▶ Set problem: Look for the string "JSON" in the lines and copy each line that has it.

(Records about charts and figures)
- - - - - - -
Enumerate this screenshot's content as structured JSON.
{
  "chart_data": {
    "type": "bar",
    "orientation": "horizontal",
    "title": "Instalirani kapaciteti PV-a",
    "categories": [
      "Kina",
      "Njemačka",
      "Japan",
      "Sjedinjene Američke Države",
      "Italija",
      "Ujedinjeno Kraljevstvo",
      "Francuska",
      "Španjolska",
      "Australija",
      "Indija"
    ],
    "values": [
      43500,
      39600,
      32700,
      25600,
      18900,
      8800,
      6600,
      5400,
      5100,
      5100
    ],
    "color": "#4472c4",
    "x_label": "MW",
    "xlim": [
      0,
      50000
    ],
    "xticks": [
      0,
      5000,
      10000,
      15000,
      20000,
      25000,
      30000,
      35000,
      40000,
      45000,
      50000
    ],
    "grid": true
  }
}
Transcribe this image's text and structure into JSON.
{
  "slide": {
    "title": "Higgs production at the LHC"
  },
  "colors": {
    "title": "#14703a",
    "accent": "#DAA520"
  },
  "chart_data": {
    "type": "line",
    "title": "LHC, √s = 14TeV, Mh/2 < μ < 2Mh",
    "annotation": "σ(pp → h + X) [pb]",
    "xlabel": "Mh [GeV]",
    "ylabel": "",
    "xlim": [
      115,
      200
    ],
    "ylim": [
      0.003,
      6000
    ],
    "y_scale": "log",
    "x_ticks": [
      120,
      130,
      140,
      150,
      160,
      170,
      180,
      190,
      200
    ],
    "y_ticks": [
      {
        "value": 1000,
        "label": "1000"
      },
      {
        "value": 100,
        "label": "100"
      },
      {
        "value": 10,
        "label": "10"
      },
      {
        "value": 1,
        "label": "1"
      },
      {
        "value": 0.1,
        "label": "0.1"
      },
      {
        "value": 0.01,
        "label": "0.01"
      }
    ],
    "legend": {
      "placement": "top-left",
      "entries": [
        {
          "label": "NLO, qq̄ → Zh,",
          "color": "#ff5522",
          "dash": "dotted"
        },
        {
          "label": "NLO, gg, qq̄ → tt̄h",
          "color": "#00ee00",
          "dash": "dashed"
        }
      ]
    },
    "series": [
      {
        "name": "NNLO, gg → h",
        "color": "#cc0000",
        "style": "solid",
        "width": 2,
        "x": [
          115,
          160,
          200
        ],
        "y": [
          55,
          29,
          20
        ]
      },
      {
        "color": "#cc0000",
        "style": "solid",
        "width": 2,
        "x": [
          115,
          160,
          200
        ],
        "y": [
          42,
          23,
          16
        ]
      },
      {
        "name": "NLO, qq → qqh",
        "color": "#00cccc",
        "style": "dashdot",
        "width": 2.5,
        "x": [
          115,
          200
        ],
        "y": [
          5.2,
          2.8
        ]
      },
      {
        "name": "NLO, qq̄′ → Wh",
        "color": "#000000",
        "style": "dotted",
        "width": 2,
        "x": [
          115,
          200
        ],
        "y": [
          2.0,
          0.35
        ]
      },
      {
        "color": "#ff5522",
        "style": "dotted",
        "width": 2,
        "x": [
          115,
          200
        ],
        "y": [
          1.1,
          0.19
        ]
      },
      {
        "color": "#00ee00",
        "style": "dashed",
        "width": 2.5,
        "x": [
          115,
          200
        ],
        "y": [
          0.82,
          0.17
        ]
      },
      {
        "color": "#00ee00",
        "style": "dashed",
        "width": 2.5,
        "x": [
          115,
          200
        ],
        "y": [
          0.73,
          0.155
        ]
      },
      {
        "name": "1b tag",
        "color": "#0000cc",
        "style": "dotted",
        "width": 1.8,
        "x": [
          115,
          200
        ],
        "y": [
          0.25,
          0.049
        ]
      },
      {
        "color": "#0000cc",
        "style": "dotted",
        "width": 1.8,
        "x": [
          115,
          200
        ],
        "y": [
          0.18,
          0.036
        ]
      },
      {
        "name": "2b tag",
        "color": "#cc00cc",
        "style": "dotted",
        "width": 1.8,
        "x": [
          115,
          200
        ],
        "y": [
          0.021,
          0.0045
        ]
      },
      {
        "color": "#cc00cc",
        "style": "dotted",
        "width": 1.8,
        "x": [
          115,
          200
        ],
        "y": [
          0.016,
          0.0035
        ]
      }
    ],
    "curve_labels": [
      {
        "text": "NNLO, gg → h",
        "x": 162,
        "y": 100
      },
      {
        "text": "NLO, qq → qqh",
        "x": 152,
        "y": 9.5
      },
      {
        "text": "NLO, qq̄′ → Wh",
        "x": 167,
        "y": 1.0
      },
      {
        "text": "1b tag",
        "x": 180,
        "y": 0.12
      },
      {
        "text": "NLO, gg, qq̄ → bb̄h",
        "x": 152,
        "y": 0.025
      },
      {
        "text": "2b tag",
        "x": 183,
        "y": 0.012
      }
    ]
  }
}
- - - - - - -
▶ Completed exercise:
Enumerate this screenshot's content as structured JSON.
Transcribe this image's text and structure into JSON.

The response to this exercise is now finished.